▶ _OBJECTIVE_
Word for word, retype every entry in the listing.

▶ _MATERIAL SUPPLIED_
* Begin *

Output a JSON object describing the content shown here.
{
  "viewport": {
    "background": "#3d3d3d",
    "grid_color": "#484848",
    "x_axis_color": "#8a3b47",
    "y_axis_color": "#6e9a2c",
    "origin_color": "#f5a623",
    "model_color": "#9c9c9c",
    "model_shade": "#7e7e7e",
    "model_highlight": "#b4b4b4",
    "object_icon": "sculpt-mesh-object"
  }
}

* End *

▶ _RESPONSE_
Output a JSON object describing the content shown here.
{
  "viewport": {
    "background": "#3d3d3d",
    "grid_color": "#484848",
    "x_axis_color": "#8a3b47",
    "y_axis_color": "#6e9a2c",
    "origin_color": "#f5a623",
    "model_color": "#9c9c9c",
    "model_shade": "#7e7e7e",
    "model_highlight": "#b4b4b4",
    "object_icon": "sculpt-mesh-object"
  }
}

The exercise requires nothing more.